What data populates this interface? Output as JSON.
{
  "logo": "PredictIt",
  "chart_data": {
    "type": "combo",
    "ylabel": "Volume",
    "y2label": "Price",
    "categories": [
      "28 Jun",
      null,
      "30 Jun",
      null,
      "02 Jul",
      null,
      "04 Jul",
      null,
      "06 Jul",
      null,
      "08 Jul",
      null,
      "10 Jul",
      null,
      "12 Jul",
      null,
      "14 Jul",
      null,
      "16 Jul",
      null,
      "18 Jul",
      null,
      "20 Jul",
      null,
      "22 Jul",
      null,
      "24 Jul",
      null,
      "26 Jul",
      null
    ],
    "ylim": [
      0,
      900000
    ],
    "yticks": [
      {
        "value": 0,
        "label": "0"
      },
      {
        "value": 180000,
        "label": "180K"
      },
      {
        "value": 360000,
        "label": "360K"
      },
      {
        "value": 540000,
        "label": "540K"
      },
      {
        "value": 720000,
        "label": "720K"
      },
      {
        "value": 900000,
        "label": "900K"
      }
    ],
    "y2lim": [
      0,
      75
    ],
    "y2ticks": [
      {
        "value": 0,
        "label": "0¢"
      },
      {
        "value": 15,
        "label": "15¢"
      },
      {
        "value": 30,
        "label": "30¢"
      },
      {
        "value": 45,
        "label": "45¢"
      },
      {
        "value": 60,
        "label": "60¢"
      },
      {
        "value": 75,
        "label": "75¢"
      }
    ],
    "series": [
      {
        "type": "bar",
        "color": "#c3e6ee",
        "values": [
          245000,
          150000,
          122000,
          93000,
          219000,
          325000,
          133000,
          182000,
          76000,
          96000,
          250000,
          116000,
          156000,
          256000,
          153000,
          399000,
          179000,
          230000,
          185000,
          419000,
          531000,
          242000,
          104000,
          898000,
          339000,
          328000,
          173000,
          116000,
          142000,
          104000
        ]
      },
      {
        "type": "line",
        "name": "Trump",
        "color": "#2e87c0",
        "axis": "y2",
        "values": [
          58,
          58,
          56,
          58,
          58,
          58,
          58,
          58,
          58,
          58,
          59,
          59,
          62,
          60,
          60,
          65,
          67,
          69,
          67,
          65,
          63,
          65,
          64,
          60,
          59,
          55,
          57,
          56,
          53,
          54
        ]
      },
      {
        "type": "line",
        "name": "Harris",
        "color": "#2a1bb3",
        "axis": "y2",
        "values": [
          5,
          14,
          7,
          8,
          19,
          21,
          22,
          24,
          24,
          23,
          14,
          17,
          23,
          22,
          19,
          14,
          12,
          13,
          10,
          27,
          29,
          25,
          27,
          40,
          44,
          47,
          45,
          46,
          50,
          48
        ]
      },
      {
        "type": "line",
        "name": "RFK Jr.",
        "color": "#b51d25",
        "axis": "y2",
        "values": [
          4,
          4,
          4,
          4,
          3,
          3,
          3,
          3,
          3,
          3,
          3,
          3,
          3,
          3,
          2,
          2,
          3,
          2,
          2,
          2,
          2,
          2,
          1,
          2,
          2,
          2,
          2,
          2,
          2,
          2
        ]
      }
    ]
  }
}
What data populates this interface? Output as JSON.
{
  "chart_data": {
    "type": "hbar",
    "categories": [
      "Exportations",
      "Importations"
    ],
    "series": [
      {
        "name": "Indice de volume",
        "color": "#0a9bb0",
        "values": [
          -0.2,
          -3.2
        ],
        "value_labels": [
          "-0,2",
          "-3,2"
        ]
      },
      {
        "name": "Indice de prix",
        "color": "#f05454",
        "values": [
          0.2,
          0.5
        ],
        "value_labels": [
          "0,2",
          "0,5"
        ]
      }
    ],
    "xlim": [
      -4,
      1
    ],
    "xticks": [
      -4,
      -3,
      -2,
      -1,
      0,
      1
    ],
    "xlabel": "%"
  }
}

- - - - -

◆ WRITTEN TASK
Above are the entries; count how many of their lines contain the word "Indice" and give only that number.

◆ SOLUTION TO THIS EXERCISE
2